SHORT TASK:
Copy each line exactly. Leave nothing out.

SUPPLIED MATERIAL:
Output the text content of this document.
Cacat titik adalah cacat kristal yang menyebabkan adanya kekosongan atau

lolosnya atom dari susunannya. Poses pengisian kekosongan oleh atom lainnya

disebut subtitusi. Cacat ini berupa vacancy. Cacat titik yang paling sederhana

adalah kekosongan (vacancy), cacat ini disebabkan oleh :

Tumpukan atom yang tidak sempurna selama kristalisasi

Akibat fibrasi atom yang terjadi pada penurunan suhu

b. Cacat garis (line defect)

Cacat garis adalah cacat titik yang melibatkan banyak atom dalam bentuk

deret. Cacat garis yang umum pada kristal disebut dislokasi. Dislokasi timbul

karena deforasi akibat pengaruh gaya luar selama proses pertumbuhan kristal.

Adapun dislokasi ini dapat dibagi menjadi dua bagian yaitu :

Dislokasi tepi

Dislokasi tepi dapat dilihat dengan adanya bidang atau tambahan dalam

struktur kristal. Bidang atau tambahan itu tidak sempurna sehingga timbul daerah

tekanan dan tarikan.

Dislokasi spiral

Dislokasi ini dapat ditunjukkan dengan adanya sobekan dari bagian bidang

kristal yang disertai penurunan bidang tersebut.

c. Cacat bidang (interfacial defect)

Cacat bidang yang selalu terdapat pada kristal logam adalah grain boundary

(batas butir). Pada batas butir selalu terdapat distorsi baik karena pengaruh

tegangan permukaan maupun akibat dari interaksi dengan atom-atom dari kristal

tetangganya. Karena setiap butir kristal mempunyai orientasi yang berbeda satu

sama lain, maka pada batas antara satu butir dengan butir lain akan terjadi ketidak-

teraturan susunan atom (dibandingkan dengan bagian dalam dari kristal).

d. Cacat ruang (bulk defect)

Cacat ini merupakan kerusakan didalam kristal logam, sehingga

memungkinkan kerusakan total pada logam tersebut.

TASK ANSWER:
Output the text content of this document.
Cacat titik adalah cacat kristal yang menyebabkan adanya kekosongan atau

lolosnya atom dari susunannya. Poses pengisian kekosongan oleh atom lainnya

disebut subtitusi. Cacat ini berupa vacancy. Cacat titik yang paling sederhana

adalah kekosongan (vacancy), cacat ini disebabkan oleh :

Tumpukan atom yang tidak sempurna selama kristalisasi

Akibat fibrasi atom yang terjadi pada penurunan suhu

b. Cacat garis (line defect)

Cacat garis adalah cacat titik yang melibatkan banyak atom dalam bentuk

deret. Cacat garis yang umum pada kristal disebut dislokasi. Dislokasi timbul

karena deforasi akibat pengaruh gaya luar selama proses pertumbuhan kristal.

Adapun dislokasi ini dapat dibagi menjadi dua bagian yaitu :

Dislokasi tepi

Dislokasi tepi dapat dilihat dengan adanya bidang atau tambahan dalam

struktur kristal. Bidang atau tambahan itu tidak sempurna sehingga timbul daerah

tekanan dan tarikan.

Dislokasi spiral

Dislokasi ini dapat ditunjukkan dengan adanya sobekan dari bagian bidang

kristal yang disertai penurunan bidang tersebut.

c. Cacat bidang (interfacial defect)

Cacat bidang yang selalu terdapat pada kristal logam adalah grain boundary

(batas butir). Pada batas butir selalu terdapat distorsi baik karena pengaruh

tegangan permukaan maupun akibat dari interaksi dengan atom-atom dari kristal

tetangganya. Karena setiap butir kristal mempunyai orientasi yang berbeda satu

sama lain, maka pada batas antara satu butir dengan butir lain akan terjadi ketidak-

teraturan susunan atom (dibandingkan dengan bagian dalam dari kristal).

d. Cacat ruang (bulk defect)

Cacat ini merupakan kerusakan didalam kristal logam, sehingga

memungkinkan kerusakan total pada logam tersebut.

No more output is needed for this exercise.